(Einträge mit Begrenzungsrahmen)
═══
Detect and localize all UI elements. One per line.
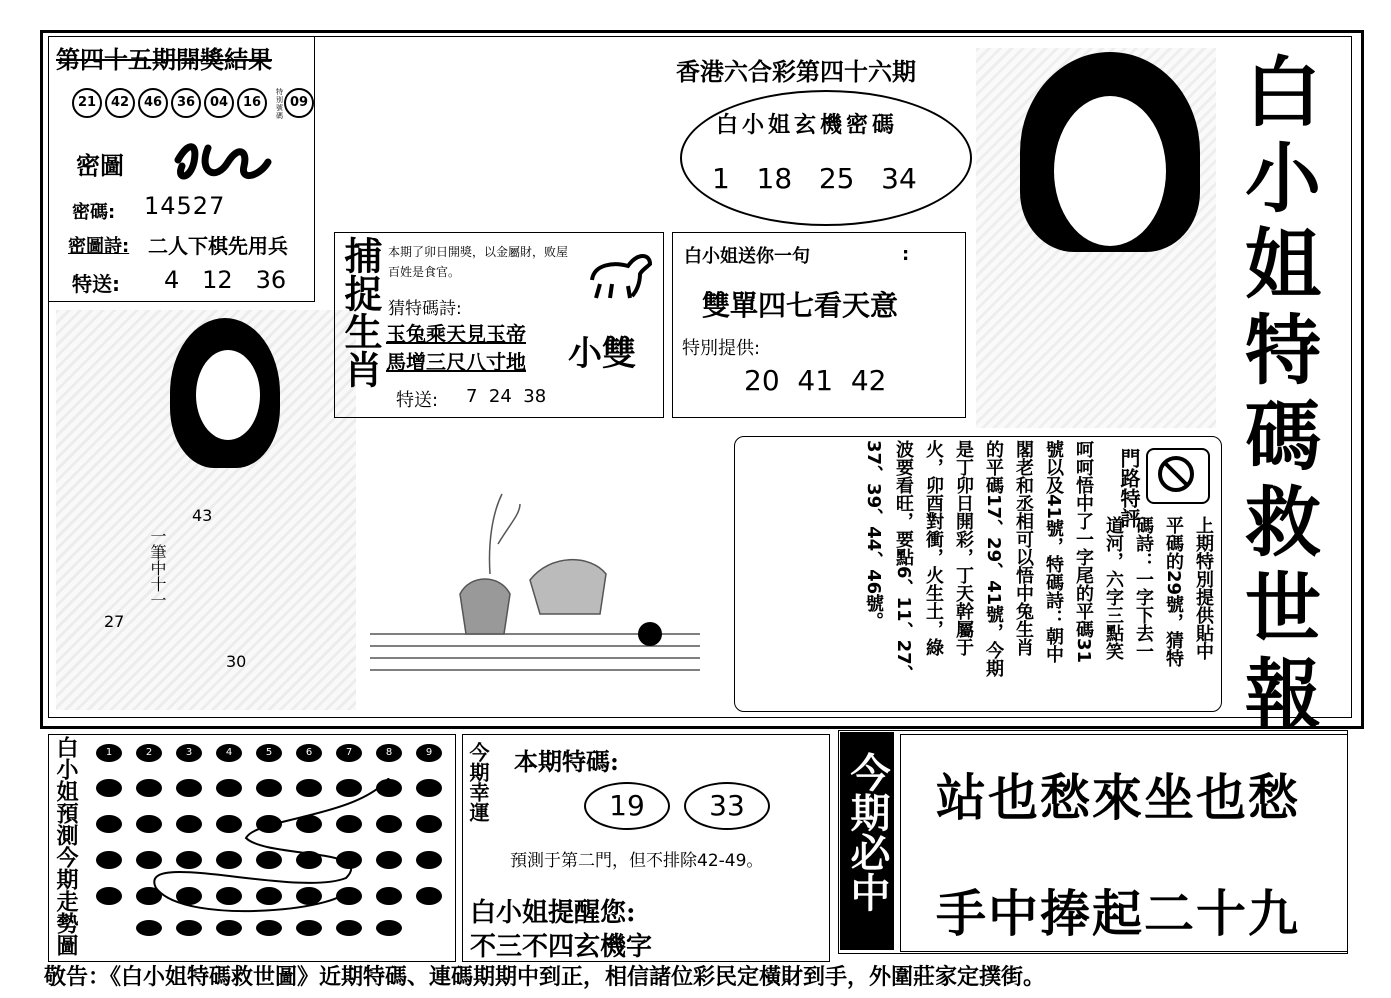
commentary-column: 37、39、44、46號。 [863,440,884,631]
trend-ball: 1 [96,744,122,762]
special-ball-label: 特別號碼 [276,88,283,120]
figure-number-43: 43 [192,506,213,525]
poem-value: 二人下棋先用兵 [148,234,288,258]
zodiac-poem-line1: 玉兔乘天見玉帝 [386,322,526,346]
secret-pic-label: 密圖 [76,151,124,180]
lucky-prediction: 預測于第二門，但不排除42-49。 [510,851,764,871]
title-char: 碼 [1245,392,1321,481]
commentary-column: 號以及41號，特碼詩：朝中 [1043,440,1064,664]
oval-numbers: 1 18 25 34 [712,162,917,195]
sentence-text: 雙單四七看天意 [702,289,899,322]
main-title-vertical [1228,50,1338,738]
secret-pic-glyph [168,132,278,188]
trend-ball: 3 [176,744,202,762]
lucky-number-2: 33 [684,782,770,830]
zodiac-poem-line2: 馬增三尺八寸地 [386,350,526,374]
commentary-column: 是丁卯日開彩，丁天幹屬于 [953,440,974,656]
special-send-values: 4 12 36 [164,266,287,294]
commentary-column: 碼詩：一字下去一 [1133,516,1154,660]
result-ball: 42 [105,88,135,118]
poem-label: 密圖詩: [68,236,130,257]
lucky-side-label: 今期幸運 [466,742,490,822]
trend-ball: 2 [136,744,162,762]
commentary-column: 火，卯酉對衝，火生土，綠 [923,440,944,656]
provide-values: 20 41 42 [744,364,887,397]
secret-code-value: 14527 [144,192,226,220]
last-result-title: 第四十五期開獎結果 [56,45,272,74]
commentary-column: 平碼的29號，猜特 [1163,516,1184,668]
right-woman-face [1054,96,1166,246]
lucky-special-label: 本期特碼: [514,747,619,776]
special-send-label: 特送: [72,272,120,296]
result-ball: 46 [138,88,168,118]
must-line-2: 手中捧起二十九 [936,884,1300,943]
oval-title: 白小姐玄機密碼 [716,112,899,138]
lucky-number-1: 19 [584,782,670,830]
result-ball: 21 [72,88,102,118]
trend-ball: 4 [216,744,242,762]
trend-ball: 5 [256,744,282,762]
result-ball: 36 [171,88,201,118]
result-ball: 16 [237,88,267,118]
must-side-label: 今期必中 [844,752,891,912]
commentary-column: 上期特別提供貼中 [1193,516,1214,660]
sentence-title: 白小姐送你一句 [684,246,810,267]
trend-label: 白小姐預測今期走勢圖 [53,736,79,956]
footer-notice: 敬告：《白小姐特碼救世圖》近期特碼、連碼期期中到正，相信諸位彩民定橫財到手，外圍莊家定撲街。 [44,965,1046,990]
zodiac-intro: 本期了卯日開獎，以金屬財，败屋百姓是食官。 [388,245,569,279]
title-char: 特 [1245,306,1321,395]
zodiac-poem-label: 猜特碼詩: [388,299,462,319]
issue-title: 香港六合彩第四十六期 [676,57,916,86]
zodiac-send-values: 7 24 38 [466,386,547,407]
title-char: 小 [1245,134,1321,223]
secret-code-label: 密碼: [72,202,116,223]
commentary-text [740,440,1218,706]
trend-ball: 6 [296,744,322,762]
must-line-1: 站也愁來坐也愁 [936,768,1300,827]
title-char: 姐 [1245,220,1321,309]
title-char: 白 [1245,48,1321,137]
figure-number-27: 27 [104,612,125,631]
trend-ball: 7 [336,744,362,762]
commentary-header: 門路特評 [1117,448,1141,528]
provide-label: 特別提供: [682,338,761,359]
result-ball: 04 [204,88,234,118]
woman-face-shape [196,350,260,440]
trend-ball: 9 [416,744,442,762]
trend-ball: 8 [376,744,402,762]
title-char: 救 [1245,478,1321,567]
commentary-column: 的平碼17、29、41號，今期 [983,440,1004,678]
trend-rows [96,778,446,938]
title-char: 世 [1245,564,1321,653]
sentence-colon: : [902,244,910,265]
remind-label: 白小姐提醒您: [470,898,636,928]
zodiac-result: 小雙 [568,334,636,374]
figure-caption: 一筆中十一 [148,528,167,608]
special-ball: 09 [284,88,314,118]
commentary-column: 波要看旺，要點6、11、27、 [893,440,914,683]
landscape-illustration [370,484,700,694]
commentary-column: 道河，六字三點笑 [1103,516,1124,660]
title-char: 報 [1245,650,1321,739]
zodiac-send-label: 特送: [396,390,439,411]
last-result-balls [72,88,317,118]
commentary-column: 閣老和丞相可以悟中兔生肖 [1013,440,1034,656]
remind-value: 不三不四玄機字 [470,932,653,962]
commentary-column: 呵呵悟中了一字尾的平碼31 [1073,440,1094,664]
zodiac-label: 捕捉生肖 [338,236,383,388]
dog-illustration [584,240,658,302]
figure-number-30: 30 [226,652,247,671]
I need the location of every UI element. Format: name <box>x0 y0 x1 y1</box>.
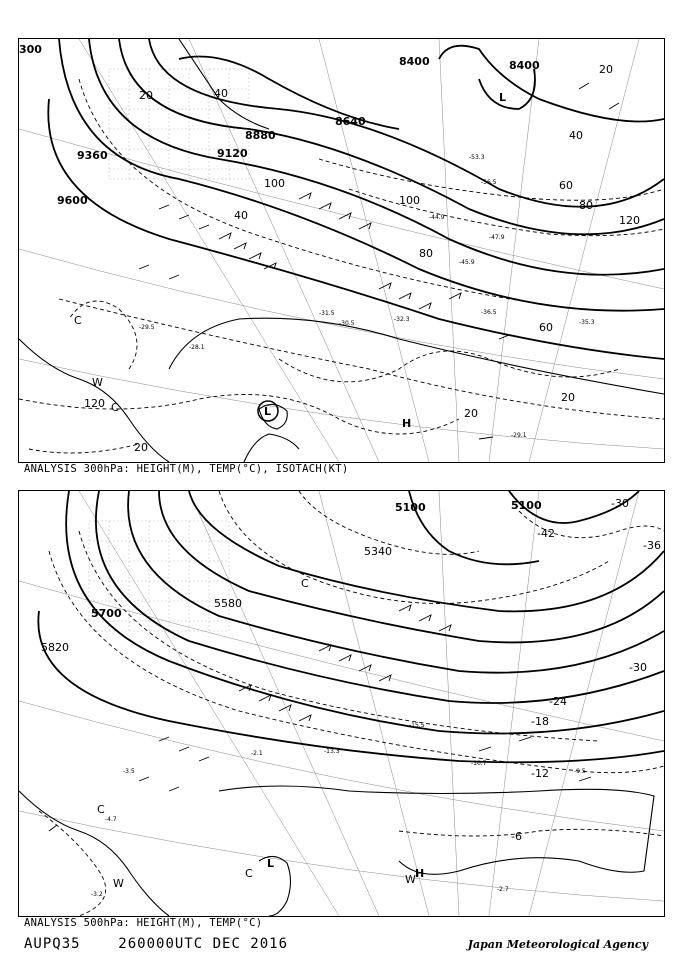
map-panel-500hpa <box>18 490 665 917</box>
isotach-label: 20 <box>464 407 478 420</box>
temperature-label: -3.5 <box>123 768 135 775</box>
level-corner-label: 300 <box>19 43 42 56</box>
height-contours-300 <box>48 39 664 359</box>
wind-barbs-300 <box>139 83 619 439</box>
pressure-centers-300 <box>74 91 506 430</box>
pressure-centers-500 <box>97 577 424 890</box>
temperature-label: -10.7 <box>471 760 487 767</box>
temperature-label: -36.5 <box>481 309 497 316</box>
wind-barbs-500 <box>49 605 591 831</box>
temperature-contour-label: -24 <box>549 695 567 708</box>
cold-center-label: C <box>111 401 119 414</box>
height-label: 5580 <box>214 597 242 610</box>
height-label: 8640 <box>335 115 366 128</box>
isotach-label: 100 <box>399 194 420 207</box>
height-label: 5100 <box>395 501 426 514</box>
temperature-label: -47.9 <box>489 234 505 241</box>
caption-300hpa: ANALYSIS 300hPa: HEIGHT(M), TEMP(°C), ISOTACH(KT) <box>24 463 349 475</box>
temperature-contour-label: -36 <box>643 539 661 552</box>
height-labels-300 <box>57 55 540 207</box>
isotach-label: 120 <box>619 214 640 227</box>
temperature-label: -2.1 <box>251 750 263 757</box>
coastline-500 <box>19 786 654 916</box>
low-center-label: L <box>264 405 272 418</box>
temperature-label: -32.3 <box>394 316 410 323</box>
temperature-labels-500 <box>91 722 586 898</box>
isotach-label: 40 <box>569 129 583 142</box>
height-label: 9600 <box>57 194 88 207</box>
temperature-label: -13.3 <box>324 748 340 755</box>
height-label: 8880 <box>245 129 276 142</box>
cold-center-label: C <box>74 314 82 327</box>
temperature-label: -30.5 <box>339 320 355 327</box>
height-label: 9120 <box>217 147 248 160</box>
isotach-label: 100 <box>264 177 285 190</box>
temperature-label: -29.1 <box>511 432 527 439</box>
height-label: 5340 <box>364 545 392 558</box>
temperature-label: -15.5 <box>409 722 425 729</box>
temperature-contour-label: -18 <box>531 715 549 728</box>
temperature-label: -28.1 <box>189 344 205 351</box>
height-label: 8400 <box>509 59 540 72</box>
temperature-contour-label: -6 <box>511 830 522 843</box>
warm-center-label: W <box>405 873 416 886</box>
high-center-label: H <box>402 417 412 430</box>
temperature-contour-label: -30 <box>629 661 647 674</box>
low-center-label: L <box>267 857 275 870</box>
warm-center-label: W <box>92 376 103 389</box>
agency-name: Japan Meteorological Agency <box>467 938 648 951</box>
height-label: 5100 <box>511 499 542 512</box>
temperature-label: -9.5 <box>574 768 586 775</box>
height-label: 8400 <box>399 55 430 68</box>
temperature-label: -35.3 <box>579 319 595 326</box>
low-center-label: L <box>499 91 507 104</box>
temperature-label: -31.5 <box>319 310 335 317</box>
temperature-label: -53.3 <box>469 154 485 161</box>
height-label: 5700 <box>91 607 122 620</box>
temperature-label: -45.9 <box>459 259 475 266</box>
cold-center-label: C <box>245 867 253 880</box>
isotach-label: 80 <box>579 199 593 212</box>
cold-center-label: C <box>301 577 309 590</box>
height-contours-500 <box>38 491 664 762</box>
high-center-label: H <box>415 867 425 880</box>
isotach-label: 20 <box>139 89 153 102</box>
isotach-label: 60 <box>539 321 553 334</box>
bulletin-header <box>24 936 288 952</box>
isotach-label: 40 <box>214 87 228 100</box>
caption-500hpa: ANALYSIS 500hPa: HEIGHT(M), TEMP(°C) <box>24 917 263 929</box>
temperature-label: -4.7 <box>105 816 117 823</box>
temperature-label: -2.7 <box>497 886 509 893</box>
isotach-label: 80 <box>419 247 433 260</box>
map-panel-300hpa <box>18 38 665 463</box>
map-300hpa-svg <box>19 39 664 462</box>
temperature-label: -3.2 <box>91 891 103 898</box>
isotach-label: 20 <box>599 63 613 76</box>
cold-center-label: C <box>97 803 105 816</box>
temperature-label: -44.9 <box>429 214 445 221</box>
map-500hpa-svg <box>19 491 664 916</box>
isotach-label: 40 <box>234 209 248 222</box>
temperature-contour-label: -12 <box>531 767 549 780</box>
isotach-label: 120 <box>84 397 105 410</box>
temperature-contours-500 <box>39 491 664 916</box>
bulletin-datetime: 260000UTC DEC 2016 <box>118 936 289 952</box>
═══
◆ KURZE AUFGABE ◆
Schreib aus der Auflistung nur die Zeilen unverändert ab, die mit der Zeile mit „map-panel-500hpa <box>18 490 665 917</box>“ beginnen und bis einschließlich der Zeile mit „temperature-contour-label: -18 <box>531“ reichen.

◆ ERGEBNIS DER AUFGABE ◆
map-panel-500hpa <box>18 490 665 917</box>
isotach-label: 20 <box>464 407 478 420</box>
temperature-label: -3.5 <box>123 768 135 775</box>
level-corner-label: 300 <box>19 43 42 56</box>
height-contours-300 <box>48 39 664 359</box>
wind-barbs-300 <box>139 83 619 439</box>
pressure-centers-300 <box>74 91 506 430</box>
pressure-centers-500 <box>97 577 424 890</box>
temperature-label: -10.7 <box>471 760 487 767</box>
temperature-label: -36.5 <box>481 309 497 316</box>
wind-barbs-500 <box>49 605 591 831</box>
temperature-contour-label: -24 <box>549 695 567 708</box>
cold-center-label: C <box>111 401 119 414</box>
height-label: 5580 <box>214 597 242 610</box>
height-label: 8640 <box>335 115 366 128</box>
isotach-label: 100 <box>399 194 420 207</box>
height-label: 5100 <box>395 501 426 514</box>
temperature-label: -47.9 <box>489 234 505 241</box>
caption-300hpa: ANALYSIS 300hPa: HEIGHT(M), TEMP(°C), ISOTACH(KT) <box>24 463 349 475</box>
temperature-contour-label: -36 <box>643 539 661 552</box>
height-labels-300 <box>57 55 540 207</box>
isotach-label: 120 <box>619 214 640 227</box>
temperature-label: -2.1 <box>251 750 263 757</box>
coastline-500 <box>19 786 654 916</box>
low-center-label: L <box>264 405 272 418</box>
temperature-label: -32.3 <box>394 316 410 323</box>
temperature-labels-500 <box>91 722 586 898</box>
isotach-label: 40 <box>569 129 583 142</box>
height-label: 9600 <box>57 194 88 207</box>
temperature-label: -13.3 <box>324 748 340 755</box>
height-label: 8880 <box>245 129 276 142</box>
cold-center-label: C <box>74 314 82 327</box>
temperature-label: -30.5 <box>339 320 355 327</box>
height-label: 9120 <box>217 147 248 160</box>
isotach-label: 100 <box>264 177 285 190</box>
temperature-label: -29.1 <box>511 432 527 439</box>
height-label: 5340 <box>364 545 392 558</box>
temperature-label: -15.5 <box>409 722 425 729</box>
temperature-contour-label: -18 <box>531 715 549 728</box>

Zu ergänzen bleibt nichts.